═══ Source records

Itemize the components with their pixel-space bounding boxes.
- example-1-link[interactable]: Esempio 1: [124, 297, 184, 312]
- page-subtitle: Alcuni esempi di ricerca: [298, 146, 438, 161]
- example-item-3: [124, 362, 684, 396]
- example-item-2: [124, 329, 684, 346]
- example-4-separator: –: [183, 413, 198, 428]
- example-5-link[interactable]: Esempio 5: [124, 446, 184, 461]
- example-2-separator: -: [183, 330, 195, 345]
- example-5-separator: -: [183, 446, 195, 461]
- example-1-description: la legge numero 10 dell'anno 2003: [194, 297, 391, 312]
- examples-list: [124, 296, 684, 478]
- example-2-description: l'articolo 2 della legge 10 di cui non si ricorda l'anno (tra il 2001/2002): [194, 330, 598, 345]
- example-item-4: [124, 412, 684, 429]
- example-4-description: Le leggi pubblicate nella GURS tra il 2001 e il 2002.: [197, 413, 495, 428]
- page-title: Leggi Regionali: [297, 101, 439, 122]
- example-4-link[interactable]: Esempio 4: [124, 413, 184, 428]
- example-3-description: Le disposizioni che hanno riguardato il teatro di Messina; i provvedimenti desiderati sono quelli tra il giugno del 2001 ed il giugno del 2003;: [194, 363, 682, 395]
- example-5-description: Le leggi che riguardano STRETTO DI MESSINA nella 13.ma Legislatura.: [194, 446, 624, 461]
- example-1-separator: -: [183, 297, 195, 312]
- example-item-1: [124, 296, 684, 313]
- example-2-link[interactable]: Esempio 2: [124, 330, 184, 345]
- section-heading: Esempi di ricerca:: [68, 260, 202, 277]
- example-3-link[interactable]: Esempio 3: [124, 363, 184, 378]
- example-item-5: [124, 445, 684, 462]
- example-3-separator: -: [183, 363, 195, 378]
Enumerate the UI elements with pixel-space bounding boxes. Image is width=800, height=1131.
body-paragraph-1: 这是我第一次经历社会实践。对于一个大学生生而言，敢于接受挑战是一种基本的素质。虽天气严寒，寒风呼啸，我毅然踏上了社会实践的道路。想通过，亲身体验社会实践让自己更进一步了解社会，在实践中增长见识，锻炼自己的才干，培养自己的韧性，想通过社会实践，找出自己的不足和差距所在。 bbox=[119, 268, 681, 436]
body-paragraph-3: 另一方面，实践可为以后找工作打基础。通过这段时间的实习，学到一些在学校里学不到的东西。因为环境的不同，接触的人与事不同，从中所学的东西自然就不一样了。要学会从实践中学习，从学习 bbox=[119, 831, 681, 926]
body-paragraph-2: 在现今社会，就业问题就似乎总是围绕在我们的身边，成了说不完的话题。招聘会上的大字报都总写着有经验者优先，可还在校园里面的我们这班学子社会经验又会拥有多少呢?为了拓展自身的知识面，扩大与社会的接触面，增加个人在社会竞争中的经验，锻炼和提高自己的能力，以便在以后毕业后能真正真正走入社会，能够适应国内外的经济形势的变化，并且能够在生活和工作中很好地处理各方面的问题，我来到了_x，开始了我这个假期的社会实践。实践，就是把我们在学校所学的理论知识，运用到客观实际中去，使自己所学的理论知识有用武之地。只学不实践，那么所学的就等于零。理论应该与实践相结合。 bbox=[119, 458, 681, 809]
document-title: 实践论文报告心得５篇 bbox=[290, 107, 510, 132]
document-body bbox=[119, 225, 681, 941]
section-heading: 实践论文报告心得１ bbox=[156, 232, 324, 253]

══════

### [Set problem]
Copy all of the data above word for word, keeping every line in its original order.

### [Answer to the exercise]
Itemize the components with their pixel-space bounding boxes.
- example-1-link[interactable]: Esempio 1: [124, 297, 184, 312]
- page-subtitle: Alcuni esempi di ricerca: [298, 146, 438, 161]
- example-item-3: [124, 362, 684, 396]
- example-item-2: [124, 329, 684, 346]
- example-4-separator: –: [183, 413, 198, 428]
- example-5-link[interactable]: Esempio 5: [124, 446, 184, 461]
- example-2-separator: -: [183, 330, 195, 345]
- example-5-separator: -: [183, 446, 195, 461]
- example-1-description: la legge numero 10 dell'anno 2003: [194, 297, 391, 312]
- examples-list: [124, 296, 684, 478]
- example-2-description: l'articolo 2 della legge 10 di cui non si ricorda l'anno (tra il 2001/2002): [194, 330, 598, 345]
- example-item-4: [124, 412, 684, 429]
- example-4-description: Le leggi pubblicate nella GURS tra il 2001 e il 2002.: [197, 413, 495, 428]
- page-title: Leggi Regionali: [297, 101, 439, 122]
- example-4-link[interactable]: Esempio 4: [124, 413, 184, 428]
- example-3-description: Le disposizioni che hanno riguardato il teatro di Messina; i provvedimenti desiderati sono quelli tra il giugno del 2001 ed il giugno del 2003;: [194, 363, 682, 395]
- example-5-description: Le leggi che riguardano STRETTO DI MESSINA nella 13.ma Legislatura.: [194, 446, 624, 461]
- example-1-separator: -: [183, 297, 195, 312]
- example-item-1: [124, 296, 684, 313]
- example-2-link[interactable]: Esempio 2: [124, 330, 184, 345]
- section-heading: Esempi di ricerca:: [68, 260, 202, 277]
- example-3-link[interactable]: Esempio 3: [124, 363, 184, 378]
- example-item-5: [124, 445, 684, 462]
- example-3-separator: -: [183, 363, 195, 378]
Enumerate the UI elements with pixel-space bounding boxes. Image is width=800, height=1131.
body-paragraph-1: 这是我第一次经历社会实践。对于一个大学生生而言，敢于接受挑战是一种基本的素质。虽天气严寒，寒风呼啸，我毅然踏上了社会实践的道路。想通过，亲身体验社会实践让自己更进一步了解社会，在实践中增长见识，锻炼自己的才干，培养自己的韧性，想通过社会实践，找出自己的不足和差距所在。 bbox=[119, 268, 681, 436]
body-paragraph-3: 另一方面，实践可为以后找工作打基础。通过这段时间的实习，学到一些在学校里学不到的东西。因为环境的不同，接触的人与事不同，从中所学的东西自然就不一样了。要学会从实践中学习，从学习 bbox=[119, 831, 681, 926]
body-paragraph-2: 在现今社会，就业问题就似乎总是围绕在我们的身边，成了说不完的话题。招聘会上的大字报都总写着有经验者优先，可还在校园里面的我们这班学子社会经验又会拥有多少呢?为了拓展自身的知识面，扩大与社会的接触面，增加个人在社会竞争中的经验，锻炼和提高自己的能力，以便在以后毕业后能真正真正走入社会，能够适应国内外的经济形势的变化，并且能够在生活和工作中很好地处理各方面的问题，我来到了_x，开始了我这个假期的社会实践。实践，就是把我们在学校所学的理论知识，运用到客观实际中去，使自己所学的理论知识有用武之地。只学不实践，那么所学的就等于零。理论应该与实践相结合。 bbox=[119, 458, 681, 809]
document-title: 实践论文报告心得５篇 bbox=[290, 107, 510, 132]
document-body bbox=[119, 225, 681, 941]
section-heading: 实践论文报告心得１ bbox=[156, 232, 324, 253]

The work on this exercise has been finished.